[Records from a data collection]
######

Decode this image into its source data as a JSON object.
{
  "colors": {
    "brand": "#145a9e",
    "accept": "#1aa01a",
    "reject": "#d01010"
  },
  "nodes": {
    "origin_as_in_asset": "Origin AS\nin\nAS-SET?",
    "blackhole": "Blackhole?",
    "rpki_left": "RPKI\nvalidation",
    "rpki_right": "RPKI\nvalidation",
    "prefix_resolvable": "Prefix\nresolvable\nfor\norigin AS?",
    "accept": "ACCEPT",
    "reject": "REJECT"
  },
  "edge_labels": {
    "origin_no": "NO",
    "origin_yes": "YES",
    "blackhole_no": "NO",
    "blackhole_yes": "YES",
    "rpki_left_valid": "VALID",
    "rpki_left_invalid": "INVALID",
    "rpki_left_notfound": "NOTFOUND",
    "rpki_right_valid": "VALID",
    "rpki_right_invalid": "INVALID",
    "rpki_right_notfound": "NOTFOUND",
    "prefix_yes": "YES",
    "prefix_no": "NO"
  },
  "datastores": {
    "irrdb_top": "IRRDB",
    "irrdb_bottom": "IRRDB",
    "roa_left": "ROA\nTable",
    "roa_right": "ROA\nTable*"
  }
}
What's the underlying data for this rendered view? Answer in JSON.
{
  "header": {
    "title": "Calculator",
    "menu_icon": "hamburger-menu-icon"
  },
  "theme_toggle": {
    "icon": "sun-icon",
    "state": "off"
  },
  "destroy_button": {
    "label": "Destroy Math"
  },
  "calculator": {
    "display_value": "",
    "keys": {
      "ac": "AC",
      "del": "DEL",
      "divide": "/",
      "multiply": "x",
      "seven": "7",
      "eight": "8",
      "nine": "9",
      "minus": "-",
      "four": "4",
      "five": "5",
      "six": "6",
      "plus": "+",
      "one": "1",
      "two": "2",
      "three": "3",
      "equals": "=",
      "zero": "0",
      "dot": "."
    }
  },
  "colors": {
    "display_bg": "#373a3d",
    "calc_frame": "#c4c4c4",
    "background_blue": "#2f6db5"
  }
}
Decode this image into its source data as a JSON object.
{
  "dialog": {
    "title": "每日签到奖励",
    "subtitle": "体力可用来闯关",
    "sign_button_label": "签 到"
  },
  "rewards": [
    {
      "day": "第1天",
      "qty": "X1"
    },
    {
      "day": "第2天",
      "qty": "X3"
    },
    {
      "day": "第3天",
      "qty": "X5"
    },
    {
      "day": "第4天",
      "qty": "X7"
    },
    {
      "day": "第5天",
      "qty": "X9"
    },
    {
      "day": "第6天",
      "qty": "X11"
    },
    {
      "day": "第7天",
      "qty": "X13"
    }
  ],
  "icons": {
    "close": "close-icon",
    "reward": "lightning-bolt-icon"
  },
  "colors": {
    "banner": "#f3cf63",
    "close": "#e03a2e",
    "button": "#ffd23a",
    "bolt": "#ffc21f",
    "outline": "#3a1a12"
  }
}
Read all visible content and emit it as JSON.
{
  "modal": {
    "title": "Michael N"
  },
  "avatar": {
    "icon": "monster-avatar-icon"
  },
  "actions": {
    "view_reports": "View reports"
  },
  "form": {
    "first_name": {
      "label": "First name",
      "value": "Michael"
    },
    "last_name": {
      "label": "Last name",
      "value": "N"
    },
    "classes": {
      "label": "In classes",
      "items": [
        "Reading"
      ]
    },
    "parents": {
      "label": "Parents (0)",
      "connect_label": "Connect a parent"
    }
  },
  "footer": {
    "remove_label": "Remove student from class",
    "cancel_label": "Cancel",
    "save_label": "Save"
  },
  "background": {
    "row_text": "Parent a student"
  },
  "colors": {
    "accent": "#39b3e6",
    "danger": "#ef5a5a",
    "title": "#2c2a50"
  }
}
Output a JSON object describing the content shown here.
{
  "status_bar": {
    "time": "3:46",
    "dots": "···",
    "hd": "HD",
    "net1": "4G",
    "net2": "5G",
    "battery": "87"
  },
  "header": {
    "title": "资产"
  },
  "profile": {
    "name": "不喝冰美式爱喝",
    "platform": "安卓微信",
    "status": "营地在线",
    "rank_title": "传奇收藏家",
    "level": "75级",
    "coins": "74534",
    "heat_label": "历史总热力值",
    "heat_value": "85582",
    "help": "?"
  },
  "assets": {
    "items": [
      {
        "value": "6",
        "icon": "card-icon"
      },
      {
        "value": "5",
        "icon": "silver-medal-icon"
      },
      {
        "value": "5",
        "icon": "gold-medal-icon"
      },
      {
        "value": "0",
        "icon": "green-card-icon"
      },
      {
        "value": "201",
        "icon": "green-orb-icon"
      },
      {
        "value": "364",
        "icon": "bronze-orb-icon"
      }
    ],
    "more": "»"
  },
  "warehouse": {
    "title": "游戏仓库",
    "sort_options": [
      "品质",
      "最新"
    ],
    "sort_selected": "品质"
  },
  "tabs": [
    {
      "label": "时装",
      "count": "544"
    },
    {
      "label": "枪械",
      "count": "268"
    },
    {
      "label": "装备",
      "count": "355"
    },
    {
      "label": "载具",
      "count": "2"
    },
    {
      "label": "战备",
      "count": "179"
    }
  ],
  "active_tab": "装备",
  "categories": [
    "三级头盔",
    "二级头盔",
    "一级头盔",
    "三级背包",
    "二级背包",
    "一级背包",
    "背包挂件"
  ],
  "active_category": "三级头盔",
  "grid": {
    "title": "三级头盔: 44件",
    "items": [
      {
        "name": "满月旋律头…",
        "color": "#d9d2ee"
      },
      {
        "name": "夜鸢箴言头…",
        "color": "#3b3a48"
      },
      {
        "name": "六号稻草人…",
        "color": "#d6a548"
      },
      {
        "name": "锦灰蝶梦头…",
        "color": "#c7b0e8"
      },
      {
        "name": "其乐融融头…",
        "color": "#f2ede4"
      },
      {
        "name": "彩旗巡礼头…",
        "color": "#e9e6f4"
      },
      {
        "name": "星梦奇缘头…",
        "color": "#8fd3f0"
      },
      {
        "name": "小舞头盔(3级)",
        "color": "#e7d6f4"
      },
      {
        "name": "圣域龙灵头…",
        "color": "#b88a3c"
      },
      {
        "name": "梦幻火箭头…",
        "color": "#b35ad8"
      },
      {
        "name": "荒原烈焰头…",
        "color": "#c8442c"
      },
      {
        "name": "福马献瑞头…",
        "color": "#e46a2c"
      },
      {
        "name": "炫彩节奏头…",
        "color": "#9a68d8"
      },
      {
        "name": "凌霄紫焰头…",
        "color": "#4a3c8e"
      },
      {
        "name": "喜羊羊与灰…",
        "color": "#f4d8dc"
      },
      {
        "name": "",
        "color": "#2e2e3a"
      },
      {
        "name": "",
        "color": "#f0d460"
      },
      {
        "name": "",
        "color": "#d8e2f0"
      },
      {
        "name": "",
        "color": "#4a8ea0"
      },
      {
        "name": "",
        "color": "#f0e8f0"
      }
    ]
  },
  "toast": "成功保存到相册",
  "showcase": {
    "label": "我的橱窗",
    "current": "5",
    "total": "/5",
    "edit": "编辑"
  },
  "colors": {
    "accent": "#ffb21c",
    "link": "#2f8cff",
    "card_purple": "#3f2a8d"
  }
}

######

_What the task requires_
Could you reproduce every record above exactly as it appears?

_Answer to this problem_
Decode this image into its source data as a JSON object.
{
  "colors": {
    "brand": "#145a9e",
    "accept": "#1aa01a",
    "reject": "#d01010"
  },
  "nodes": {
    "origin_as_in_asset": "Origin AS\nin\nAS-SET?",
    "blackhole": "Blackhole?",
    "rpki_left": "RPKI\nvalidation",
    "rpki_right": "RPKI\nvalidation",
    "prefix_resolvable": "Prefix\nresolvable\nfor\norigin AS?",
    "accept": "ACCEPT",
    "reject": "REJECT"
  },
  "edge_labels": {
    "origin_no": "NO",
    "origin_yes": "YES",
    "blackhole_no": "NO",
    "blackhole_yes": "YES",
    "rpki_left_valid": "VALID",
    "rpki_left_invalid": "INVALID",
    "rpki_left_notfound": "NOTFOUND",
    "rpki_right_valid": "VALID",
    "rpki_right_invalid": "INVALID",
    "rpki_right_notfound": "NOTFOUND",
    "prefix_yes": "YES",
    "prefix_no": "NO"
  },
  "datastores": {
    "irrdb_top": "IRRDB",
    "irrdb_bottom": "IRRDB",
    "roa_left": "ROA\nTable",
    "roa_right": "ROA\nTable*"
  }
}
What's the underlying data for this rendered view? Answer in JSON.
{
  "header": {
    "title": "Calculator",
    "menu_icon": "hamburger-menu-icon"
  },
  "theme_toggle": {
    "icon": "sun-icon",
    "state": "off"
  },
  "destroy_button": {
    "label": "Destroy Math"
  },
  "calculator": {
    "display_value": "",
    "keys": {
      "ac": "AC",
      "del": "DEL",
      "divide": "/",
      "multiply": "x",
      "seven": "7",
      "eight": "8",
      "nine": "9",
      "minus": "-",
      "four": "4",
      "five": "5",
      "six": "6",
      "plus": "+",
      "one": "1",
      "two": "2",
      "three": "3",
      "equals": "=",
      "zero": "0",
      "dot": "."
    }
  },
  "colors": {
    "display_bg": "#373a3d",
    "calc_frame": "#c4c4c4",
    "background_blue": "#2f6db5"
  }
}
Decode this image into its source data as a JSON object.
{
  "dialog": {
    "title": "每日签到奖励",
    "subtitle": "体力可用来闯关",
    "sign_button_label": "签 到"
  },
  "rewards": [
    {
      "day": "第1天",
      "qty": "X1"
    },
    {
      "day": "第2天",
      "qty": "X3"
    },
    {
      "day": "第3天",
      "qty": "X5"
    },
    {
      "day": "第4天",
      "qty": "X7"
    },
    {
      "day": "第5天",
      "qty": "X9"
    },
    {
      "day": "第6天",
      "qty": "X11"
    },
    {
      "day": "第7天",
      "qty": "X13"
    }
  ],
  "icons": {
    "close": "close-icon",
    "reward": "lightning-bolt-icon"
  },
  "colors": {
    "banner": "#f3cf63",
    "close": "#e03a2e",
    "button": "#ffd23a",
    "bolt": "#ffc21f",
    "outline": "#3a1a12"
  }
}
Read all visible content and emit it as JSON.
{
  "modal": {
    "title": "Michael N"
  },
  "avatar": {
    "icon": "monster-avatar-icon"
  },
  "actions": {
    "view_reports": "View reports"
  },
  "form": {
    "first_name": {
      "label": "First name",
      "value": "Michael"
    },
    "last_name": {
      "label": "Last name",
      "value": "N"
    },
    "classes": {
      "label": "In classes",
      "items": [
        "Reading"
      ]
    },
    "parents": {
      "label": "Parents (0)",
      "connect_label": "Connect a parent"
    }
  },
  "footer": {
    "remove_label": "Remove student from class",
    "cancel_label": "Cancel",
    "save_label": "Save"
  },
  "background": {
    "row_text": "Parent a student"
  },
  "colors": {
    "accent": "#39b3e6",
    "danger": "#ef5a5a",
    "title": "#2c2a50"
  }
}
Output a JSON object describing the content shown here.
{
  "status_bar": {
    "time": "3:46",
    "dots": "···",
    "hd": "HD",
    "net1": "4G",
    "net2": "5G",
    "battery": "87"
  },
  "header": {
    "title": "资产"
  },
  "profile": {
    "name": "不喝冰美式爱喝",
    "platform": "安卓微信",
    "status": "营地在线",
    "rank_title": "传奇收藏家",
    "level": "75级",
    "coins": "74534",
    "heat_label": "历史总热力值",
    "heat_value": "85582",
    "help": "?"
  },
  "assets": {
    "items": [
      {
        "value": "6",
        "icon": "card-icon"
      },
      {
        "value": "5",
        "icon": "silver-medal-icon"
      },
      {
        "value": "5",
        "icon": "gold-medal-icon"
      },
      {
        "value": "0",
        "icon": "green-card-icon"
      },
      {
        "value": "201",
        "icon": "green-orb-icon"
      },
      {
        "value": "364",
        "icon": "bronze-orb-icon"
      }
    ],
    "more": "»"
  },
  "warehouse": {
    "title": "游戏仓库",
    "sort_options": [
      "品质",
      "最新"
    ],
    "sort_selected": "品质"
  },
  "tabs": [
    {
      "label": "时装",
      "count": "544"
    },
    {
      "label": "枪械",
      "count": "268"
    },
    {
      "label": "装备",
      "count": "355"
    },
    {
      "label": "载具",
      "count": "2"
    },
    {
      "label": "战备",
      "count": "179"
    }
  ],
  "active_tab": "装备",
  "categories": [
    "三级头盔",
    "二级头盔",
    "一级头盔",
    "三级背包",
    "二级背包",
    "一级背包",
    "背包挂件"
  ],
  "active_category": "三级头盔",
  "grid": {
    "title": "三级头盔: 44件",
    "items": [
      {
        "name": "满月旋律头…",
        "color": "#d9d2ee"
      },
      {
        "name": "夜鸢箴言头…",
        "color": "#3b3a48"
      },
      {
        "name": "六号稻草人…",
        "color": "#d6a548"
      },
      {
        "name": "锦灰蝶梦头…",
        "color": "#c7b0e8"
      },
      {
        "name": "其乐融融头…",
        "color": "#f2ede4"
      },
      {
        "name": "彩旗巡礼头…",
        "color": "#e9e6f4"
      },
      {
        "name": "星梦奇缘头…",
        "color": "#8fd3f0"
      },
      {
        "name": "小舞头盔(3级)",
        "color": "#e7d6f4"
      },
      {
        "name": "圣域龙灵头…",
        "color": "#b88a3c"
      },
      {
        "name": "梦幻火箭头…",
        "color": "#b35ad8"
      },
      {
        "name": "荒原烈焰头…",
        "color": "#c8442c"
      },
      {
        "name": "福马献瑞头…",
        "color": "#e46a2c"
      },
      {
        "name": "炫彩节奏头…",
        "color": "#9a68d8"
      },
      {
        "name": "凌霄紫焰头…",
        "color": "#4a3c8e"
      },
      {
        "name": "喜羊羊与灰…",
        "color": "#f4d8dc"
      },
      {
        "name": "",
        "color": "#2e2e3a"
      },
      {
        "name": "",
        "color": "#f0d460"
      },
      {
        "name": "",
        "color": "#d8e2f0"
      },
      {
        "name": "",
        "color": "#4a8ea0"
      },
      {
        "name": "",
        "color": "#f0e8f0"
      }
    ]
  },
  "toast": "成功保存到相册",
  "showcase": {
    "label": "我的橱窗",
    "current": "5",
    "total": "/5",
    "edit": "编辑"
  },
  "colors": {
    "accent": "#ffb21c",
    "link": "#2f8cff",
    "card_purple": "#3f2a8d"
  }
}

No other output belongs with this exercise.